» **Given task**
Could you print every record below exactly as it appears?

• • •

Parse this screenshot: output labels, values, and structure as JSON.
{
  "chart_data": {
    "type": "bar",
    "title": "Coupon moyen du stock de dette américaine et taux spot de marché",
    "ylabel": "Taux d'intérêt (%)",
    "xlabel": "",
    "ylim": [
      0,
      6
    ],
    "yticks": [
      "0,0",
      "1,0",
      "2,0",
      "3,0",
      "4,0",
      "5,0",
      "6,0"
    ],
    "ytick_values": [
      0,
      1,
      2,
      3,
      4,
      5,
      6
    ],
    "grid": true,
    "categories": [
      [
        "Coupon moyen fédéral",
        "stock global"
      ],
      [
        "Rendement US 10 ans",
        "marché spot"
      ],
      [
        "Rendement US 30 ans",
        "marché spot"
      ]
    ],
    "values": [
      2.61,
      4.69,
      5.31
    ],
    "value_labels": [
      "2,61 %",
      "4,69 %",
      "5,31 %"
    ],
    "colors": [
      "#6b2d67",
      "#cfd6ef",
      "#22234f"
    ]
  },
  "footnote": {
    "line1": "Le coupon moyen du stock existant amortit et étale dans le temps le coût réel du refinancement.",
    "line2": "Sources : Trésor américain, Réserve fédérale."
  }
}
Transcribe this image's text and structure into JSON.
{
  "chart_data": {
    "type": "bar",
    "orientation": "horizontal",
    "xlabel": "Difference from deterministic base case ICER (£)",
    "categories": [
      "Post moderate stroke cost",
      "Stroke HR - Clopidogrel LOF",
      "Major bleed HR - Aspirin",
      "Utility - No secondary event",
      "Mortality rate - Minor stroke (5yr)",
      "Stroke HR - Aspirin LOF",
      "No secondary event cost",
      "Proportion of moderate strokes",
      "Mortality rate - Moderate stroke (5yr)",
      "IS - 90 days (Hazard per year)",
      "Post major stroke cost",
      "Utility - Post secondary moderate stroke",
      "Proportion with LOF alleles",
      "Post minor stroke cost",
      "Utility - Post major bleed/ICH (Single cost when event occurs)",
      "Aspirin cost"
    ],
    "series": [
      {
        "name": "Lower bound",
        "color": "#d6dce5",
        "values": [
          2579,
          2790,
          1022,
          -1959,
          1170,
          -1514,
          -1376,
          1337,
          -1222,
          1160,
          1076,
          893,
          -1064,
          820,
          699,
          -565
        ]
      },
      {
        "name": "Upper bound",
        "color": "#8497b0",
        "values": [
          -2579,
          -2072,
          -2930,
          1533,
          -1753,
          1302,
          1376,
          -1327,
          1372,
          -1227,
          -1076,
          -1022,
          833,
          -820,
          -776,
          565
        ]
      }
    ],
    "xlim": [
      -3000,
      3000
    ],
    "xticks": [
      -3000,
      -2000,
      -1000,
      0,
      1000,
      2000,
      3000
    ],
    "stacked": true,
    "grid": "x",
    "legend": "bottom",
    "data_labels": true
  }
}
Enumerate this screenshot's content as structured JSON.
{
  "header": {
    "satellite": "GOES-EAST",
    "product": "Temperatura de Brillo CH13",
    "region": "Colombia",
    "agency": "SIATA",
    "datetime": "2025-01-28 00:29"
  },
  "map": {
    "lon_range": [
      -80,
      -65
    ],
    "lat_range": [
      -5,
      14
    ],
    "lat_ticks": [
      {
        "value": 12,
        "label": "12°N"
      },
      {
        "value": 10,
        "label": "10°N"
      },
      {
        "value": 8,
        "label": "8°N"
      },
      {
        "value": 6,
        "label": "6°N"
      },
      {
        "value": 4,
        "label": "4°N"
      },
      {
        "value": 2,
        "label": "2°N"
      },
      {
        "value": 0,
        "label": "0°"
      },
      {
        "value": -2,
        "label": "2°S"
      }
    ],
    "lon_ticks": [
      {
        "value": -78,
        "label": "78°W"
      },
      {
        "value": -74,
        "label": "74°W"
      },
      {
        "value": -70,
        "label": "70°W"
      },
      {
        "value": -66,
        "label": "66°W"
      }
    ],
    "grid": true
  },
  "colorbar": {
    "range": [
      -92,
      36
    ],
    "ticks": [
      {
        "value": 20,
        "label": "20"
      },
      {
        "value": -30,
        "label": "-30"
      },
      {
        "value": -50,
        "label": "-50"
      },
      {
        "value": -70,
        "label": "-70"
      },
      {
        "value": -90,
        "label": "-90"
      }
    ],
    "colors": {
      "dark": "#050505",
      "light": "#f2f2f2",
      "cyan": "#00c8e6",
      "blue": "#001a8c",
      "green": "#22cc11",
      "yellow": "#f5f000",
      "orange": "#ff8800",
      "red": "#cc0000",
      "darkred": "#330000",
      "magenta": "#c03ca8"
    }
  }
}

• • •

» **Reply to the task**
Parse this screenshot: output labels, values, and structure as JSON.
{
  "chart_data": {
    "type": "bar",
    "title": "Coupon moyen du stock de dette américaine et taux spot de marché",
    "ylabel": "Taux d'intérêt (%)",
    "xlabel": "",
    "ylim": [
      0,
      6
    ],
    "yticks": [
      "0,0",
      "1,0",
      "2,0",
      "3,0",
      "4,0",
      "5,0",
      "6,0"
    ],
    "ytick_values": [
      0,
      1,
      2,
      3,
      4,
      5,
      6
    ],
    "grid": true,
    "categories": [
      [
        "Coupon moyen fédéral",
        "stock global"
      ],
      [
        "Rendement US 10 ans",
        "marché spot"
      ],
      [
        "Rendement US 30 ans",
        "marché spot"
      ]
    ],
    "values": [
      2.61,
      4.69,
      5.31
    ],
    "value_labels": [
      "2,61 %",
      "4,69 %",
      "5,31 %"
    ],
    "colors": [
      "#6b2d67",
      "#cfd6ef",
      "#22234f"
    ]
  },
  "footnote": {
    "line1": "Le coupon moyen du stock existant amortit et étale dans le temps le coût réel du refinancement.",
    "line2": "Sources : Trésor américain, Réserve fédérale."
  }
}
Transcribe this image's text and structure into JSON.
{
  "chart_data": {
    "type": "bar",
    "orientation": "horizontal",
    "xlabel": "Difference from deterministic base case ICER (£)",
    "categories": [
      "Post moderate stroke cost",
      "Stroke HR - Clopidogrel LOF",
      "Major bleed HR - Aspirin",
      "Utility - No secondary event",
      "Mortality rate - Minor stroke (5yr)",
      "Stroke HR - Aspirin LOF",
      "No secondary event cost",
      "Proportion of moderate strokes",
      "Mortality rate - Moderate stroke (5yr)",
      "IS - 90 days (Hazard per year)",
      "Post major stroke cost",
      "Utility - Post secondary moderate stroke",
      "Proportion with LOF alleles",
      "Post minor stroke cost",
      "Utility - Post major bleed/ICH (Single cost when event occurs)",
      "Aspirin cost"
    ],
    "series": [
      {
        "name": "Lower bound",
        "color": "#d6dce5",
        "values": [
          2579,
          2790,
          1022,
          -1959,
          1170,
          -1514,
          -1376,
          1337,
          -1222,
          1160,
          1076,
          893,
          -1064,
          820,
          699,
          -565
        ]
      },
      {
        "name": "Upper bound",
        "color": "#8497b0",
        "values": [
          -2579,
          -2072,
          -2930,
          1533,
          -1753,
          1302,
          1376,
          -1327,
          1372,
          -1227,
          -1076,
          -1022,
          833,
          -820,
          -776,
          565
        ]
      }
    ],
    "xlim": [
      -3000,
      3000
    ],
    "xticks": [
      -3000,
      -2000,
      -1000,
      0,
      1000,
      2000,
      3000
    ],
    "stacked": true,
    "grid": "x",
    "legend": "bottom",
    "data_labels": true
  }
}
Enumerate this screenshot's content as structured JSON.
{
  "header": {
    "satellite": "GOES-EAST",
    "product": "Temperatura de Brillo CH13",
    "region": "Colombia",
    "agency": "SIATA",
    "datetime": "2025-01-28 00:29"
  },
  "map": {
    "lon_range": [
      -80,
      -65
    ],
    "lat_range": [
      -5,
      14
    ],
    "lat_ticks": [
      {
        "value": 12,
        "label": "12°N"
      },
      {
        "value": 10,
        "label": "10°N"
      },
      {
        "value": 8,
        "label": "8°N"
      },
      {
        "value": 6,
        "label": "6°N"
      },
      {
        "value": 4,
        "label": "4°N"
      },
      {
        "value": 2,
        "label": "2°N"
      },
      {
        "value": 0,
        "label": "0°"
      },
      {
        "value": -2,
        "label": "2°S"
      }
    ],
    "lon_ticks": [
      {
        "value": -78,
        "label": "78°W"
      },
      {
        "value": -74,
        "label": "74°W"
      },
      {
        "value": -70,
        "label": "70°W"
      },
      {
        "value": -66,
        "label": "66°W"
      }
    ],
    "grid": true
  },
  "colorbar": {
    "range": [
      -92,
      36
    ],
    "ticks": [
      {
        "value": 20,
        "label": "20"
      },
      {
        "value": -30,
        "label": "-30"
      },
      {
        "value": -50,
        "label": "-50"
      },
      {
        "value": -70,
        "label": "-70"
      },
      {
        "value": -90,
        "label": "-90"
      }
    ],
    "colors": {
      "dark": "#050505",
      "light": "#f2f2f2",
      "cyan": "#00c8e6",
      "blue": "#001a8c",
      "green": "#22cc11",
      "yellow": "#f5f000",
      "orange": "#ff8800",
      "red": "#cc0000",
      "darkred": "#330000",
      "magenta": "#c03ca8"
    }
  }
}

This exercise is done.